*JOB*
Restate the data exactly as given and keep the pictures out.

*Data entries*
====

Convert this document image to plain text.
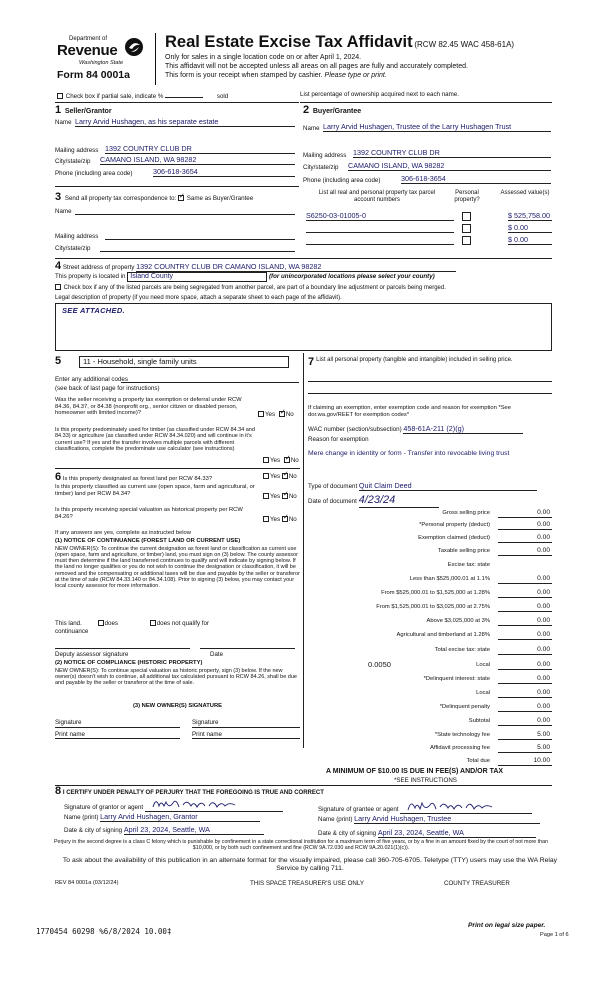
Department of
Revenue
Washington State
Form 84 0001a
Real Estate Excise Tax Affidavit (RCW 82.45 WAC 458-61A)
Only for sales in a single location code on or after April 1, 2024.
This affidavit will not be accepted unless all areas on all pages are fully and accurately completed.
This form is your receipt when stamped by cashier. Please type or print.
Check box if partial sale, indicate %	sold	List percentage of ownership acquired next to each name.
1 Seller/Grantor
Name Larry Arvid Hushagen, as his separate estate
Mailing address 1392 COUNTRY CLUB DR
City/state/zip CAMANO ISLAND, WA 98282
Phone (including area code)	306-618-3654
2 Buyer/Grantee
Name Larry Arvid Hushagen, Trustee of the Larry Hushagen Trust
Mailing address 1392 COUNTRY CLUB DR
City/state/zip CAMANO ISLAND, WA 98282
Phone (including area code)	306-618-3654
3 Send all property tax correspondence to: ✓ Same as Buyer/Grantee
Name
Mailing address
City/state/zip
List all real and personal property tax parcel account numbers
Personal property?
Assessed value(s)
S6250-03-01005-0	$ 525,758.00
$ 0.00
$ 0.00
4 Street address of property 1392 COUNTRY CLUB DR CAMANO ISLAND, WA 98282
This property is located in Island County	(for unincorporated locations please select your county)
Check box if any of the listed parcels are being segregated from another parcel, are part of a boundary line adjustment or parcels being merged.
Legal description of property (if you need more space, attach a separate sheet to each page of the affidavit).
SEE ATTACHED.
5	11 - Household, single family units
Enter any additional codes
(see back of last page for instructions)
Was the seller receiving a property tax exemption or deferral under RCW 84.36, 84.37, or 84.38 (nonprofit org., senior citizen or disabled person, homeowner with limited income)?	Yes ✓ No
Is this property predominately used for timber (as classified under RCW 84.34 and 84.33) or agriculture (as classified under RCW 84.34.020) and will continue in it's current use? If yes and the transfer involves multiple parcels with different classifications, complete the predominate use calculator (see instructions)
Yes ✓ No
6 Is this property designated as forest land per RCW 84.33?	Yes ✓ No
Is this property classified as current use (open space, farm and agricultural, or timber) land per RCW 84.34?	Yes ✓ No
Is this property receiving special valuation as historical property per RCW 84.26?	Yes ✓ No
If any answers are yes, complete as instructed below
(1) NOTICE OF CONTINUANCE (FOREST LAND OR CURRENT USE)
NEW OWNER(S): To continue the current designation as forest land or classification as current use (open space, farm and agriculture, or timber) land, you must sign on (3) below. The county assessor must then determine if the land transferred continues to qualify and will indicate by signing below. If the land no longer qualifies or you do not wish to continue the designation or classification, it will be removed and the compensating or additional taxes will be due and payable by the seller or transferor at the time of sale (RCW 84.33.140 or 84.34.108). Prior to signing (3) below, you may contact your local county assessor for more information.
This land.	does	does not qualify for
continuance
Deputy assessor signature	Date
(2) NOTICE OF COMPLIANCE (HISTORIC PROPERTY)
NEW OWNER(S): To continue special valuation as historic property, sign (3) below. If the new owner(s) doesn't wish to continue, all additional tax calculated pursuant to RCW 84.26, shall be due and payable by the seller or transferor at the time of sale.
(3) NEW OWNER(S) SIGNATURE
Signature	Signature
Print name	Print name
7 List all personal property (tangible and intangible) included in selling price.
If claiming an exemption, enter exemption code and reason for exemption *See dor.wa.gov/REET for exemption codes*
WAC number (section/subsection) 458-61A-211 (2)(g)
Reason for exemption
Mere change in identity or form - Transfer into revocable living trust
Type of document Quit Claim Deed
Date of document 4/23/24
Gross selling price	0.00
*Personal property (deduct)	0.00
Exemption claimed (deduct)	0.00
Taxable selling price	0.00
Excise tax: state
Less than $525,000.01 at 1.1%	0.00
From $525,000.01 to $1,525,000 at 1.28%	0.00
From $1,525,000.01 to $3,025,000 at 2.75%	0.00
Above $3,025,000 at 3%	0.00
Agricultural and timberland at 1.28%	0.00
Total excise tax: state	0.00
0.0050	Local	0.00
*Delinquent interest: state	0.00
Local	0.00
*Delinquent penalty	0.00
Subtotal	0.00
*State technology fee	5.00
Affidavit processing fee	5.00
Total due	10.00
A MINIMUM OF $10.00 IS DUE IN FEE(S) AND/OR TAX
*SEE INSTRUCTIONS
8 I CERTIFY UNDER PENALTY OF PERJURY THAT THE FOREGOING IS TRUE AND CORRECT
Signature of grantor or agent
Name (print) Larry Arvid Hushagen, Grantor
Date & city of signing April 23, 2024, Seattle, WA
Signature of grantee or agent
Name (print) Larry Arvid Hushagen, Trustee
Date & city of signing April 23, 2024, Seattle, WA
Perjury in the second degree is a class C felony which is punishable by confinement in a state correctional institution for a maximum term of five years, or by a fine in an amount fixed by the court of not more than $10,000, or by both such confinement and fine (RCW 9A.72.030 and RCW 9A.20.021(1)(c)).
To ask about the availability of this publication in an alternate format for the visually impaired, please call 360-705-6705. Teletype (TTY) users may use the WA Relay Service by calling 711.
REV 84 0001a (03/12/24)	THIS SPACE TREASURER'S USE ONLY	COUNTY TREASURER
1770454 60298 %6/8/2024 10.00‡
Print on legal size paper.
Page 1 of 6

====

*SOLVED PROBLEM*
Convert this document image to plain text.
Department of
Revenue
Washington State
Form 84 0001a
Real Estate Excise Tax Affidavit (RCW 82.45 WAC 458-61A)
Only for sales in a single location code on or after April 1, 2024.
This affidavit will not be accepted unless all areas on all pages are fully and accurately completed.
This form is your receipt when stamped by cashier. Please type or print.
Check box if partial sale, indicate %	sold	List percentage of ownership acquired next to each name.
1 Seller/Grantor
Name Larry Arvid Hushagen, as his separate estate
Mailing address 1392 COUNTRY CLUB DR
City/state/zip CAMANO ISLAND, WA 98282
Phone (including area code)	306-618-3654
2 Buyer/Grantee
Name Larry Arvid Hushagen, Trustee of the Larry Hushagen Trust
Mailing address 1392 COUNTRY CLUB DR
City/state/zip CAMANO ISLAND, WA 98282
Phone (including area code)	306-618-3654
3 Send all property tax correspondence to: ✓ Same as Buyer/Grantee
Name
Mailing address
City/state/zip
List all real and personal property tax parcel account numbers
Personal property?
Assessed value(s)
S6250-03-01005-0	$ 525,758.00
$ 0.00
$ 0.00
4 Street address of property 1392 COUNTRY CLUB DR CAMANO ISLAND, WA 98282
This property is located in Island County	(for unincorporated locations please select your county)
Check box if any of the listed parcels are being segregated from another parcel, are part of a boundary line adjustment or parcels being merged.
Legal description of property (if you need more space, attach a separate sheet to each page of the affidavit).
SEE ATTACHED.
5	11 - Household, single family units
Enter any additional codes
(see back of last page for instructions)
Was the seller receiving a property tax exemption or deferral under RCW 84.36, 84.37, or 84.38 (nonprofit org., senior citizen or disabled person, homeowner with limited income)?	Yes ✓ No
Is this property predominately used for timber (as classified under RCW 84.34 and 84.33) or agriculture (as classified under RCW 84.34.020) and will continue in it's current use? If yes and the transfer involves multiple parcels with different classifications, complete the predominate use calculator (see instructions)
Yes ✓ No
6 Is this property designated as forest land per RCW 84.33?	Yes ✓ No
Is this property classified as current use (open space, farm and agricultural, or timber) land per RCW 84.34?	Yes ✓ No
Is this property receiving special valuation as historical property per RCW 84.26?	Yes ✓ No
If any answers are yes, complete as instructed below
(1) NOTICE OF CONTINUANCE (FOREST LAND OR CURRENT USE)
NEW OWNER(S): To continue the current designation as forest land or classification as current use (open space, farm and agriculture, or timber) land, you must sign on (3) below. The county assessor must then determine if the land transferred continues to qualify and will indicate by signing below. If the land no longer qualifies or you do not wish to continue the designation or classification, it will be removed and the compensating or additional taxes will be due and payable by the seller or transferor at the time of sale (RCW 84.33.140 or 84.34.108). Prior to signing (3) below, you may contact your local county assessor for more information.
This land.	does	does not qualify for
continuance
Deputy assessor signature	Date
(2) NOTICE OF COMPLIANCE (HISTORIC PROPERTY)
NEW OWNER(S): To continue special valuation as historic property, sign (3) below. If the new owner(s) doesn't wish to continue, all additional tax calculated pursuant to RCW 84.26, shall be due and payable by the seller or transferor at the time of sale.
(3) NEW OWNER(S) SIGNATURE
Signature	Signature
Print name	Print name
7 List all personal property (tangible and intangible) included in selling price.
If claiming an exemption, enter exemption code and reason for exemption *See dor.wa.gov/REET for exemption codes*
WAC number (section/subsection) 458-61A-211 (2)(g)
Reason for exemption
Mere change in identity or form - Transfer into revocable living trust
Type of document Quit Claim Deed
Date of document 4/23/24
Gross selling price	0.00
*Personal property (deduct)	0.00
Exemption claimed (deduct)	0.00
Taxable selling price	0.00
Excise tax: state
Less than $525,000.01 at 1.1%	0.00
From $525,000.01 to $1,525,000 at 1.28%	0.00
From $1,525,000.01 to $3,025,000 at 2.75%	0.00
Above $3,025,000 at 3%	0.00
Agricultural and timberland at 1.28%	0.00
Total excise tax: state	0.00
0.0050	Local	0.00
*Delinquent interest: state	0.00
Local	0.00
*Delinquent penalty	0.00
Subtotal	0.00
*State technology fee	5.00
Affidavit processing fee	5.00
Total due	10.00
A MINIMUM OF $10.00 IS DUE IN FEE(S) AND/OR TAX
*SEE INSTRUCTIONS
8 I CERTIFY UNDER PENALTY OF PERJURY THAT THE FOREGOING IS TRUE AND CORRECT
Signature of grantor or agent
Name (print) Larry Arvid Hushagen, Grantor
Date & city of signing April 23, 2024, Seattle, WA
Signature of grantee or agent
Name (print) Larry Arvid Hushagen, Trustee
Date & city of signing April 23, 2024, Seattle, WA
Perjury in the second degree is a class C felony which is punishable by confinement in a state correctional institution for a maximum term of five years, or by a fine in an amount fixed by the court of not more than $10,000, or by both such confinement and fine (RCW 9A.72.030 and RCW 9A.20.021(1)(c)).
To ask about the availability of this publication in an alternate format for the visually impaired, please call 360-705-6705. Teletype (TTY) users may use the WA Relay Service by calling 711.
REV 84 0001a (03/12/24)	THIS SPACE TREASURER'S USE ONLY	COUNTY TREASURER
1770454 60298 %6/8/2024 10.00‡
Print on legal size paper.
Page 1 of 6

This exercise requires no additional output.